┌─ Input material
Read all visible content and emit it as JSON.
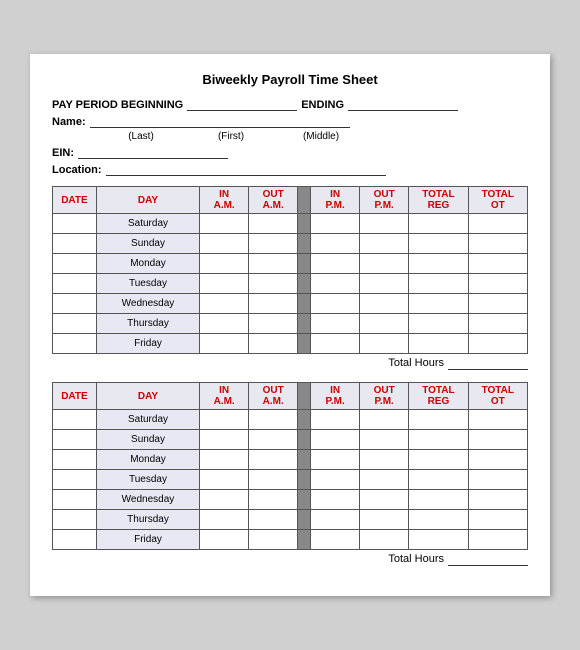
{
  "title": "Biweekly Payroll Time Sheet",
  "header": {
    "pay_period_label": "PAY PERIOD BEGINNING",
    "ending_label": "ENDING",
    "name_label": "Name:",
    "name_sublabels": [
      "(Last)",
      "(First)",
      "(Middle)"
    ],
    "ein_label": "EIN:",
    "location_label": "Location:"
  },
  "table": {
    "columns": [
      "DATE",
      "DAY",
      "IN A.M.",
      "OUT A.M.",
      "",
      "IN P.M.",
      "OUT P.M.",
      "TOTAL REG",
      "TOTAL OT"
    ],
    "days": [
      "Saturday",
      "Sunday",
      "Monday",
      "Tuesday",
      "Wednesday",
      "Thursday",
      "Friday"
    ],
    "total_hours_label": "Total Hours"
  },
  "colors": {
    "header_bg": "#e8e8f0",
    "day_bg": "#e8e8f4",
    "divider": "#888888",
    "red": "#cc0000"
  }
}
└─
Task objective
Except for the pictures, reproduce every line exactly.

Task solution
Read all visible content and emit it as JSON.
{
  "title": "Biweekly Payroll Time Sheet",
  "header": {
    "pay_period_label": "PAY PERIOD BEGINNING",
    "ending_label": "ENDING",
    "name_label": "Name:",
    "name_sublabels": [
      "(Last)",
      "(First)",
      "(Middle)"
    ],
    "ein_label": "EIN:",
    "location_label": "Location:"
  },
  "table": {
    "columns": [
      "DATE",
      "DAY",
      "IN A.M.",
      "OUT A.M.",
      "",
      "IN P.M.",
      "OUT P.M.",
      "TOTAL REG",
      "TOTAL OT"
    ],
    "days": [
      "Saturday",
      "Sunday",
      "Monday",
      "Tuesday",
      "Wednesday",
      "Thursday",
      "Friday"
    ],
    "total_hours_label": "Total Hours"
  },
  "colors": {
    "header_bg": "#e8e8f0",
    "day_bg": "#e8e8f4",
    "divider": "#888888",
    "red": "#cc0000"
  }
}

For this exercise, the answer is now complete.